§ Task description
Without including any images, repeat the data exactly.

(Items from a figure collection)

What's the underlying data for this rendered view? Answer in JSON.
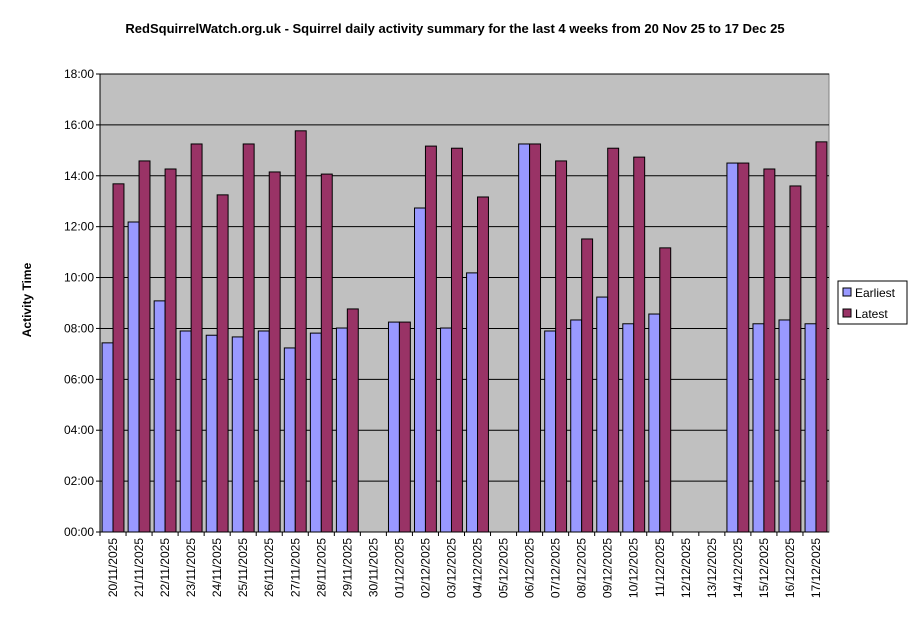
{
  "chart_data": {
    "type": "bar",
    "title": "RedSquirrelWatch.org.uk - Squirrel daily activity summary for the last 4 weeks from 20 Nov 25 to 17 Dec 25",
    "xlabel": "",
    "ylabel": "Activity Time",
    "ylim": [
      "00:00",
      "18:00"
    ],
    "yticks": [
      "00:00",
      "02:00",
      "04:00",
      "06:00",
      "08:00",
      "10:00",
      "12:00",
      "14:00",
      "16:00",
      "18:00"
    ],
    "grid": true,
    "legend_position": "right",
    "categories": [
      "20/11/2025",
      "21/11/2025",
      "22/11/2025",
      "23/11/2025",
      "24/11/2025",
      "25/11/2025",
      "26/11/2025",
      "27/11/2025",
      "28/11/2025",
      "29/11/2025",
      "30/11/2025",
      "01/12/2025",
      "02/12/2025",
      "03/12/2025",
      "04/12/2025",
      "05/12/2025",
      "06/12/2025",
      "07/12/2025",
      "08/12/2025",
      "09/12/2025",
      "10/12/2025",
      "11/12/2025",
      "12/12/2025",
      "13/12/2025",
      "14/12/2025",
      "15/12/2025",
      "16/12/2025",
      "17/12/2025"
    ],
    "series": [
      {
        "name": "Earliest",
        "color": "#9999ff",
        "values": [
          "07:26",
          "12:11",
          "09:05",
          "07:54",
          "07:44",
          "07:40",
          "07:54",
          "07:14",
          "07:49",
          "08:01",
          null,
          "08:15",
          "12:44",
          "08:01",
          "10:11",
          null,
          "15:15",
          "07:54",
          "08:20",
          "09:14",
          "08:11",
          "08:34",
          null,
          null,
          "14:30",
          "08:11",
          "08:20",
          "08:11"
        ]
      },
      {
        "name": "Latest",
        "color": "#993366",
        "values": [
          "13:41",
          "14:35",
          "14:16",
          "15:15",
          "13:15",
          "15:15",
          "14:09",
          "15:46",
          "14:04",
          "08:46",
          null,
          "08:15",
          "15:10",
          "15:05",
          "13:10",
          null,
          "15:15",
          "14:35",
          "11:31",
          "15:05",
          "14:44",
          "11:10",
          null,
          null,
          "14:30",
          "14:16",
          "13:36",
          "15:20"
        ]
      }
    ]
  }
}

§ Reply to the task
What's the underlying data for this rendered view? Answer in JSON.
{
  "chart_data": {
    "type": "bar",
    "title": "RedSquirrelWatch.org.uk - Squirrel daily activity summary for the last 4 weeks from 20 Nov 25 to 17 Dec 25",
    "xlabel": "",
    "ylabel": "Activity Time",
    "ylim": [
      "00:00",
      "18:00"
    ],
    "yticks": [
      "00:00",
      "02:00",
      "04:00",
      "06:00",
      "08:00",
      "10:00",
      "12:00",
      "14:00",
      "16:00",
      "18:00"
    ],
    "grid": true,
    "legend_position": "right",
    "categories": [
      "20/11/2025",
      "21/11/2025",
      "22/11/2025",
      "23/11/2025",
      "24/11/2025",
      "25/11/2025",
      "26/11/2025",
      "27/11/2025",
      "28/11/2025",
      "29/11/2025",
      "30/11/2025",
      "01/12/2025",
      "02/12/2025",
      "03/12/2025",
      "04/12/2025",
      "05/12/2025",
      "06/12/2025",
      "07/12/2025",
      "08/12/2025",
      "09/12/2025",
      "10/12/2025",
      "11/12/2025",
      "12/12/2025",
      "13/12/2025",
      "14/12/2025",
      "15/12/2025",
      "16/12/2025",
      "17/12/2025"
    ],
    "series": [
      {
        "name": "Earliest",
        "color": "#9999ff",
        "values": [
          "07:26",
          "12:11",
          "09:05",
          "07:54",
          "07:44",
          "07:40",
          "07:54",
          "07:14",
          "07:49",
          "08:01",
          null,
          "08:15",
          "12:44",
          "08:01",
          "10:11",
          null,
          "15:15",
          "07:54",
          "08:20",
          "09:14",
          "08:11",
          "08:34",
          null,
          null,
          "14:30",
          "08:11",
          "08:20",
          "08:11"
        ]
      },
      {
        "name": "Latest",
        "color": "#993366",
        "values": [
          "13:41",
          "14:35",
          "14:16",
          "15:15",
          "13:15",
          "15:15",
          "14:09",
          "15:46",
          "14:04",
          "08:46",
          null,
          "08:15",
          "15:10",
          "15:05",
          "13:10",
          null,
          "15:15",
          "14:35",
          "11:31",
          "15:05",
          "14:44",
          "11:10",
          null,
          null,
          "14:30",
          "14:16",
          "13:36",
          "15:20"
        ]
      }
    ]
  }
}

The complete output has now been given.